EXTRACTED RECORDS ▸

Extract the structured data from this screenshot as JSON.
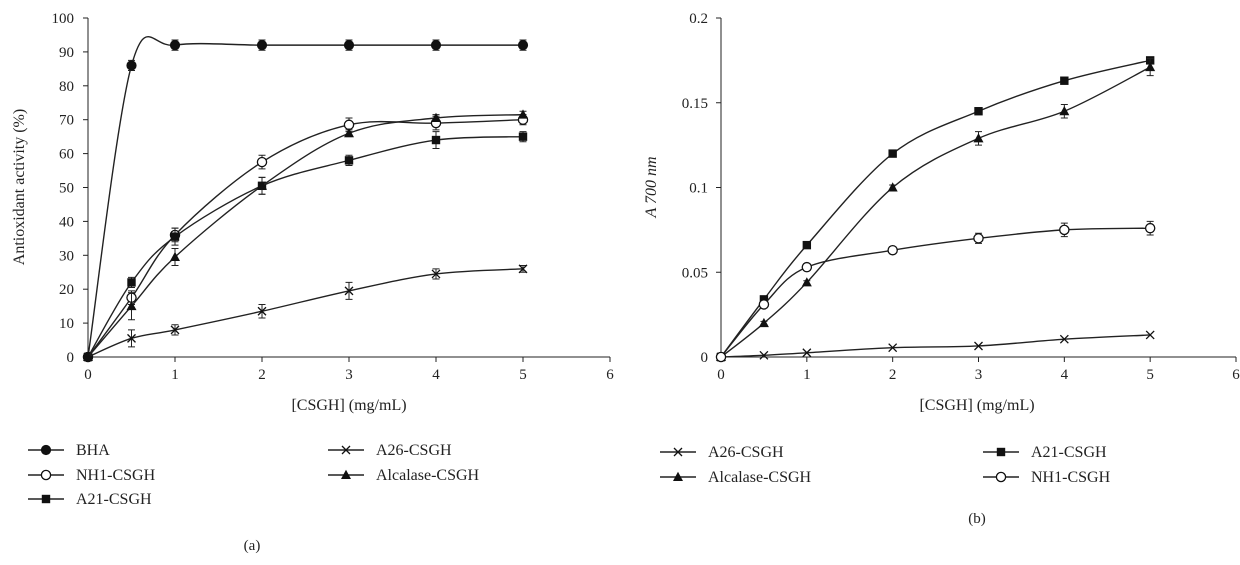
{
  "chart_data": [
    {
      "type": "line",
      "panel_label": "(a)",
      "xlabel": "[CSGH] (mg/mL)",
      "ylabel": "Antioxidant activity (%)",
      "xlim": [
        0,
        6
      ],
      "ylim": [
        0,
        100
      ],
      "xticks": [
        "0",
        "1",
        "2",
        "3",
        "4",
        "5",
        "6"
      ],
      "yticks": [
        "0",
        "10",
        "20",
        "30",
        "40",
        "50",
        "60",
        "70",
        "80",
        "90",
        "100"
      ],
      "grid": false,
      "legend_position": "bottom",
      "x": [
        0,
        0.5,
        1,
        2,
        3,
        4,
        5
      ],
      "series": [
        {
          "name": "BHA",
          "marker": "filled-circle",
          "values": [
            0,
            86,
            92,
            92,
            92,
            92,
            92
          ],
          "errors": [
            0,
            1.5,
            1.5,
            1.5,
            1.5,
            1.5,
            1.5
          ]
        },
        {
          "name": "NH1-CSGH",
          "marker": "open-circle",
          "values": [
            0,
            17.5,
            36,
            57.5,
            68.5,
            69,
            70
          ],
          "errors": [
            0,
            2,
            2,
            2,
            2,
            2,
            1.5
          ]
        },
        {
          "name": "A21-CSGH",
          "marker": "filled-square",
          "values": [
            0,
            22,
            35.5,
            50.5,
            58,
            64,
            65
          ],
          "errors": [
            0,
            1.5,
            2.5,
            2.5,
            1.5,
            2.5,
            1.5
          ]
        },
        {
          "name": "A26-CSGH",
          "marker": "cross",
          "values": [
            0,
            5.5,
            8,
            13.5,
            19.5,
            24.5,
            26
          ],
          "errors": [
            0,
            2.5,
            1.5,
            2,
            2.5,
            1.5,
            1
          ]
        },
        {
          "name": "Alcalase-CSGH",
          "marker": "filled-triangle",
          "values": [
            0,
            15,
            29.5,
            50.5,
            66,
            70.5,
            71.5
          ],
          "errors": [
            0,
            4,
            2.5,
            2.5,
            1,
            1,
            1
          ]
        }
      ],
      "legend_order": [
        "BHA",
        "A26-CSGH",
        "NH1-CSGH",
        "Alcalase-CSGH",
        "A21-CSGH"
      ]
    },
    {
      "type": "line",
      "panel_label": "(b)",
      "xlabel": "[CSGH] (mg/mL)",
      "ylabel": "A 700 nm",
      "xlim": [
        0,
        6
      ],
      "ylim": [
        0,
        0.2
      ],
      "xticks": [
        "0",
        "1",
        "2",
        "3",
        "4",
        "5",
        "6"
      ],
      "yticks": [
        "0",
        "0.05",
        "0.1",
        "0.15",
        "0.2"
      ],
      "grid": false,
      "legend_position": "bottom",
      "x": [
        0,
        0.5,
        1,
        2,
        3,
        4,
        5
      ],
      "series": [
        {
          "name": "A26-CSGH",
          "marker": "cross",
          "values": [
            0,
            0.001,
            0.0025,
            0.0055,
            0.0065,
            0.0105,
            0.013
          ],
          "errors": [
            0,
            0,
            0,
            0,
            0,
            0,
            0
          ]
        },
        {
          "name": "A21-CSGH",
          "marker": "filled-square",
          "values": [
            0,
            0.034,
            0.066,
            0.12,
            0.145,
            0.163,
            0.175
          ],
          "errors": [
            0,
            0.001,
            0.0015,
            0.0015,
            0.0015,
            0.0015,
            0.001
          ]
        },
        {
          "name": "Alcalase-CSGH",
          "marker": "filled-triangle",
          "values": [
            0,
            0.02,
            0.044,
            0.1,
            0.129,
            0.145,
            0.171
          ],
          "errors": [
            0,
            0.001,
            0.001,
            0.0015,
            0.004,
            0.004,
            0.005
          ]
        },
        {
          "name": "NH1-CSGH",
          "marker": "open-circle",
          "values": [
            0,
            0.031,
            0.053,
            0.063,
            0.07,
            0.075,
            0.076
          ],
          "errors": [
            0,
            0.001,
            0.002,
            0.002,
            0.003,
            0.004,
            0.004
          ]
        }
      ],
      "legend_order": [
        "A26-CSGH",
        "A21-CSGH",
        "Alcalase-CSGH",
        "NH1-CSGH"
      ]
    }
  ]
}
* * *
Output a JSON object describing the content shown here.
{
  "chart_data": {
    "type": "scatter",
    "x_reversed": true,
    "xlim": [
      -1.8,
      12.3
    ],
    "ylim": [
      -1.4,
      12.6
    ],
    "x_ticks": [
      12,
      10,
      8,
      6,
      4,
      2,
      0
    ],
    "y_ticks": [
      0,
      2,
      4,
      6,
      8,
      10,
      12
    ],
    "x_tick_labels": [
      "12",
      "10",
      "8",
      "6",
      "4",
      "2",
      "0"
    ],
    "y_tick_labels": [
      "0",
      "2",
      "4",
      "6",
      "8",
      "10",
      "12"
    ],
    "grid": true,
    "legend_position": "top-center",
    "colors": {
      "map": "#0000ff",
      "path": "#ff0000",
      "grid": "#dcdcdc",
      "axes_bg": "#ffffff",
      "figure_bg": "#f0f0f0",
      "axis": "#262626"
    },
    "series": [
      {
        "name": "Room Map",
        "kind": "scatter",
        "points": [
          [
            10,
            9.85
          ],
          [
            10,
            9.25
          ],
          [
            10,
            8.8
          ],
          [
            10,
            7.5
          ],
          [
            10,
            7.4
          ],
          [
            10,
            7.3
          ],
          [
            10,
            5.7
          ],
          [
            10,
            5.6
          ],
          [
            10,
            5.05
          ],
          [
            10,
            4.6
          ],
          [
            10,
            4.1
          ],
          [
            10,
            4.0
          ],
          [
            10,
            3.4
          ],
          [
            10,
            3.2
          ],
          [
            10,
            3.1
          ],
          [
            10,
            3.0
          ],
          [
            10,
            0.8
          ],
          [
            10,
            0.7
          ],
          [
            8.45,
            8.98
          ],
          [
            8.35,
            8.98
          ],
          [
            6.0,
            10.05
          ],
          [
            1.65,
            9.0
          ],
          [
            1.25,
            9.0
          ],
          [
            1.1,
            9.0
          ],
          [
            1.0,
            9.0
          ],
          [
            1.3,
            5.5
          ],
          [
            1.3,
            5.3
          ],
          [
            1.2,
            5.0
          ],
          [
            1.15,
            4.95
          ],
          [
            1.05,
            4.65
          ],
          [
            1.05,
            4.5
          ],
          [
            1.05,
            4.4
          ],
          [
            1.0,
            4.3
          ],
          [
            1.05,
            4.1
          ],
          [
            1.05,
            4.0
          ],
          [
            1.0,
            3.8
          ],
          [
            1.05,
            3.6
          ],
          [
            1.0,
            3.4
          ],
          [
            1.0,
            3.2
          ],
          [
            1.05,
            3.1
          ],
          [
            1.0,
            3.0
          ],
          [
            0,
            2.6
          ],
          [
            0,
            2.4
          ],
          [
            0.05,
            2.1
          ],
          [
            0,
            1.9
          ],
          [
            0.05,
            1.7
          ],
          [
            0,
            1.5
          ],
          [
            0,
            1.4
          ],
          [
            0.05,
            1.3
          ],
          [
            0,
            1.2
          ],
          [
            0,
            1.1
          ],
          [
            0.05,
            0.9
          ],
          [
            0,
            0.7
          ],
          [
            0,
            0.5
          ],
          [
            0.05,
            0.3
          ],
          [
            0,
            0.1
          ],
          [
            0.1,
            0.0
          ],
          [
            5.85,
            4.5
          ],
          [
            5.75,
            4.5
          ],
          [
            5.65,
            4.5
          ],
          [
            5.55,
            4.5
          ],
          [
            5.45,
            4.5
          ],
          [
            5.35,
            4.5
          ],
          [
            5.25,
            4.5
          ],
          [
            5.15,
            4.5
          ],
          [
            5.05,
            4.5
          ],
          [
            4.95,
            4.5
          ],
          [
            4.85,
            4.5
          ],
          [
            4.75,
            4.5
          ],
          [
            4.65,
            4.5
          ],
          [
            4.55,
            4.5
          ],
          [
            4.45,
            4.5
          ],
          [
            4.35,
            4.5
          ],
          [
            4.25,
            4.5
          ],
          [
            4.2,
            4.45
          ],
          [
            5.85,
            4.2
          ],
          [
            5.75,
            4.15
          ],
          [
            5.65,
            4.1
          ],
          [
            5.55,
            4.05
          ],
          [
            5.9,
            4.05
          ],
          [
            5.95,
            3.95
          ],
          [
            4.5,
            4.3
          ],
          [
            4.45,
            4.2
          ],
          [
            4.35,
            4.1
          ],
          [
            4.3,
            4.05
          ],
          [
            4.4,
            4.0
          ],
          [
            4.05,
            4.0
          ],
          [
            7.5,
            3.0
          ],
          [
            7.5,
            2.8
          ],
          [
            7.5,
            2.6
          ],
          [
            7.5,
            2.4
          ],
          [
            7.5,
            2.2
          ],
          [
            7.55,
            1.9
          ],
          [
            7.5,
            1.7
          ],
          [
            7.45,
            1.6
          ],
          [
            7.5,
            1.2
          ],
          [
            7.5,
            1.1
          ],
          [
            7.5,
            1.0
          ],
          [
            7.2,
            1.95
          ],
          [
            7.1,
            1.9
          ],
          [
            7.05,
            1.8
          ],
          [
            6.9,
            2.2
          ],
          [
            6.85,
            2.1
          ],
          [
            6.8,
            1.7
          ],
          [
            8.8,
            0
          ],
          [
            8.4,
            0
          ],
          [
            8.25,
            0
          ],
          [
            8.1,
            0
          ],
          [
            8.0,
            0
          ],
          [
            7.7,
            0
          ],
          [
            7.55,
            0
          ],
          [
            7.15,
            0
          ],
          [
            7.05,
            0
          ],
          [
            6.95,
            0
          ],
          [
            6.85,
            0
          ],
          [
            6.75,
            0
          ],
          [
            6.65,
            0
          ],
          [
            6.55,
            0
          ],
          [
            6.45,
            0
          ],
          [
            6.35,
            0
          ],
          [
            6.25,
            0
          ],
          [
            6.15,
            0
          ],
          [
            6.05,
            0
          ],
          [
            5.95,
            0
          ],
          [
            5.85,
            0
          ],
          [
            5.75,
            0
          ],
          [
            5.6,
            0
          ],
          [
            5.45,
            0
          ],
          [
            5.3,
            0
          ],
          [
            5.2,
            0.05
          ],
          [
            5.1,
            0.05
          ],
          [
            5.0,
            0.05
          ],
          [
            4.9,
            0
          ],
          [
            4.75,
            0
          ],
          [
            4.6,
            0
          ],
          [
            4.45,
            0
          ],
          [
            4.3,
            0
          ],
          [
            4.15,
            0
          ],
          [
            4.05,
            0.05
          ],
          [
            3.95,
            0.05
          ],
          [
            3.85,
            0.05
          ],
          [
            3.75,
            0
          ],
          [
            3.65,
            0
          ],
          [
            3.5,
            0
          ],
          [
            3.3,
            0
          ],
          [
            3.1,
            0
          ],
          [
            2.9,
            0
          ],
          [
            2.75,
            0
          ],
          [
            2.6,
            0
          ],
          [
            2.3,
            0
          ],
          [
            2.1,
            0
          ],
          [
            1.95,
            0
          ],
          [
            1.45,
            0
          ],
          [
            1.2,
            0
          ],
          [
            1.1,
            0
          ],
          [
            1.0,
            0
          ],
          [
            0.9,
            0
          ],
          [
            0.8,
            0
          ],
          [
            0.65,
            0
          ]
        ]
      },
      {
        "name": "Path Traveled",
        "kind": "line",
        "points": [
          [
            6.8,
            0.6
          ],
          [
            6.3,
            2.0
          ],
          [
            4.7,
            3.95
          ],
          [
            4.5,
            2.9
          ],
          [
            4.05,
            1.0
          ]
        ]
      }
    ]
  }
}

WORK REQUIRED ▸
Pick out each line that holds the string "grid".

ANSWER TO THE PROBLEM ▸
      "grid": false,
      "grid": false,
    "grid": true,
      "grid": "#dcdcdc",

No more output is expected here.